# ACTIONS À MENER:
A – D'après les lectures bibliques, pourquoi l'homme de la foule a-t-il amené son fils à Jésus ? Répondez en une à trois phrases.
B – Dans les lectures bibliques, quels disciples descendent de la montagne avec Jésus ?
C – Poursuivez les lectures bibliques à la suite de « Amenez-le-moi. »

# EXTRAIT DU TEXTE:

----------

20 FÉVRIER 2023
Protégés de l'incrédulité !
LIVRE DE BEN SIRA LE SAGE (1, 1-10)
Toute sagesse vient du Seigneur,
et demeure auprès de lui pour toujours.
Le sable des mers, les gouttes de la pluie,
et les jours de l’éternité,
qui pourra en faire le compte ?
La hauteur du ciel, l’étendue de la terre,
la profondeur de l’abîme,
qui pourra les évaluer ?
Avant toute chose fut créée la sagesse ;
et depuis toujours, la profondeur de l’intelligence.
La source de la sagesse,
c’est la parole de Dieu au plus haut des cieux.
Ses chemins sont les commandements éternels.
La racine de la sagesse, qui en a eu la révélation,
et ses subtilités, qui en a eu la connaissance ?
La science de la sagesse, à qui fut-elle manifestée,
et qui a profité de sa grande expérience ?
Il n’y a qu’un seul être sage et très redoutable,
celui qui siège sur son trône.
C’est le Seigneur, lui qui a créé la sagesse ;
il l’a vue et mesurée,
il l’a répandue sur toutes ses œuvres,
parmi tous les vivants, dans la diversité de ses dons,
et ceux qui aiment Dieu en ont été comblés.
ÉVANGILE DE JÉSUS CHRIST SELON SAINT MARC (9, 14-29)
En ce temps-là, Jésus, ainsi que Pierre, Jacques et Jean, descendirent de la montagne ; en rejoignant les autres disciples, ils virent une grande foule qui les entourait, et des scribes qui discutaient avec eux. Aussitôt qu’elle vit Jésus, toute la foule fut stupéfaite, et les gens accouraient pour le saluer. Il leur demanda : « De quoi discutez-vous avec eux ? »
Quelqu’un dans la foule lui répondit : « Maître, je t’ai amené mon fils, il est possédé par un esprit qui le rend muet ; cet esprit s’empare de lui n’importe où, il le jette par terre, l’enfant écume, grince des dents et devient tout raide. J’ai demandé à tes disciples d’expulser cet esprit, mais ils n’en ont pas été capables. » Prenant la parole, Jésus leur dit : « Génération incroyante, combien de temps resterai-je auprès de vous ? Combien de temps devrai-je vous supporter ? Amenez-le-moi. »

----------

# EXTRAITS DES LIGNES:

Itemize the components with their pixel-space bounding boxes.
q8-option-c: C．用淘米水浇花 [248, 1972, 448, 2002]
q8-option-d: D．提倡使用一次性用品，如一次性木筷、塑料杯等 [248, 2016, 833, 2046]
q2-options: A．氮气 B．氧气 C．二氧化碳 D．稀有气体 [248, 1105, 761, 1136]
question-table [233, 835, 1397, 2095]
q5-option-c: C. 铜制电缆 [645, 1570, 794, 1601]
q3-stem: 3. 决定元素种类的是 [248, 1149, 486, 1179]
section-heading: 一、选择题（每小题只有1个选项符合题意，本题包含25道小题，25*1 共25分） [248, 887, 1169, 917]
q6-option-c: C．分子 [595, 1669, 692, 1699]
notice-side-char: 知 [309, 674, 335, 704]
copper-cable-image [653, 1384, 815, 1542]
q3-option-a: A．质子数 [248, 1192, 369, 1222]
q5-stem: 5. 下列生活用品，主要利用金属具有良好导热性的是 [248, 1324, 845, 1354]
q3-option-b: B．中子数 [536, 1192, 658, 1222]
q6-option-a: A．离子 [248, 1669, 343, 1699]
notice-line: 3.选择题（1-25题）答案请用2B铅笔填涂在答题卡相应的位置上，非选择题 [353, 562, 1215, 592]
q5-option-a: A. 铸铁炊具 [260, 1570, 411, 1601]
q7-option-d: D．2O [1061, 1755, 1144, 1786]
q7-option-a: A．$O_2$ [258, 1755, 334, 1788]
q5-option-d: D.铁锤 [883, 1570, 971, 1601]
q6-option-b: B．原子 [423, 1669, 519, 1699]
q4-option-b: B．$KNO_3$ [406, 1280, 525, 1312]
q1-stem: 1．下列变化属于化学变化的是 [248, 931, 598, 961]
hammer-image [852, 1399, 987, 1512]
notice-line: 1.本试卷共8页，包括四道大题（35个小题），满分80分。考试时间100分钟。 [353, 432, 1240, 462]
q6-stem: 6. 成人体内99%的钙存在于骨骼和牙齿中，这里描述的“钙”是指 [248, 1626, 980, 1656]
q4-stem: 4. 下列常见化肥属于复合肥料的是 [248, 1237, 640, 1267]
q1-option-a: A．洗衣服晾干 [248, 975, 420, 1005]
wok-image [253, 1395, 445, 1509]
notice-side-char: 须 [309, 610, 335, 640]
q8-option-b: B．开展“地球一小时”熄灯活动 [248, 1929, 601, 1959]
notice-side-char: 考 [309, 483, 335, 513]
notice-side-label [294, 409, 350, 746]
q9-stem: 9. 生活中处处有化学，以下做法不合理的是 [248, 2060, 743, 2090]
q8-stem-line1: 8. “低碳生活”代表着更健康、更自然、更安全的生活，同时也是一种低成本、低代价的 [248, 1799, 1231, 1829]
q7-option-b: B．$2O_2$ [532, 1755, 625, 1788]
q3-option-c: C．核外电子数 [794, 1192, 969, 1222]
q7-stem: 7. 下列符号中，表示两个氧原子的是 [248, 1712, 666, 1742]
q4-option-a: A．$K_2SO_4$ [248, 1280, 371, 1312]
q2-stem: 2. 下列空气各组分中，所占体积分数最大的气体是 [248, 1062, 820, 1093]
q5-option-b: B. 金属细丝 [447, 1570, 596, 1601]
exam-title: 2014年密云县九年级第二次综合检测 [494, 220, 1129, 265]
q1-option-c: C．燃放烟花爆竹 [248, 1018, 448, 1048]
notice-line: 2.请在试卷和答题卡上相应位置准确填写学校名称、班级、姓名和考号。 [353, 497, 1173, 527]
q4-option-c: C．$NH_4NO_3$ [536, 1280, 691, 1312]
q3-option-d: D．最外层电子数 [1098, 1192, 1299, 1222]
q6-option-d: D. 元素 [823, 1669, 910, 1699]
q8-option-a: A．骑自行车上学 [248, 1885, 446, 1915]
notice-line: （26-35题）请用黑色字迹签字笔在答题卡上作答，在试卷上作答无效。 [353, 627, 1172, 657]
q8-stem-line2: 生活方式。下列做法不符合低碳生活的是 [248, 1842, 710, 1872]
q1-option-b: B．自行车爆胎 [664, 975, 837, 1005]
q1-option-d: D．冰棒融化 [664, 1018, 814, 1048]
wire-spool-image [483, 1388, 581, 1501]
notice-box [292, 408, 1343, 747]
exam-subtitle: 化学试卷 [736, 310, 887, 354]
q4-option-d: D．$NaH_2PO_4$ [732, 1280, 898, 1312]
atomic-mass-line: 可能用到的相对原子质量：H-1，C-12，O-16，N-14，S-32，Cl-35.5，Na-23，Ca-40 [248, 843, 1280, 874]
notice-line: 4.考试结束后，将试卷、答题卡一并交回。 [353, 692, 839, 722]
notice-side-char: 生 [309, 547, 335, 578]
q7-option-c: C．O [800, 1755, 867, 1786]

----------

# RÉPONSES PAR CONSIGNE:
A – Son fils est possédé par un esprit qui le rend muet, le jette par terre et le fait écumer, grincer des dents et devenir tout raide. L'homme avait demandé aux disciples d'expulser cet esprit, mais ils n'en ont pas été capables.

B – Pierre, Jacques et Jean.

C –
On le lui amena. Dès qu’il vit Jésus, l’esprit fit entrer l’enfant en convulsions ; l’enfant tomba et se roulait par terre en écumant. Jésus interrogea le père : « Depuis combien de temps cela lui arrive-t-il ? » Il répondit : « Depuis sa petite enfance. Et souvent il l’a même jeté dans le feu ou dans l’eau pour le faire périr. Mais si tu peux quelque chose, viens à notre secours, par compassion envers nous ! » Jésus lui déclara : « Pourquoi dire : “Si tu peux”… ? Tout est possible pour celui qui croit. » Aussitôt le père de l’enfant s’écria : « Je crois ! Viens au secours de mon manque de foi ! »
Jésus vit que la foule s’attroupait ; il menaça l’esprit impur, en lui disant : « Esprit qui rends muet et sourd, je te l’ordonne, sors de cet enfant et n’y rentre plus jamais ! » Ayant poussé des cris et provoqué des convulsions, l’esprit sortit. L’enfant devint comme un cadavre, de sorte que tout le monde disait : « Il est mort. » Mais Jésus, lui saisissant la main, le releva, et il se mit debout.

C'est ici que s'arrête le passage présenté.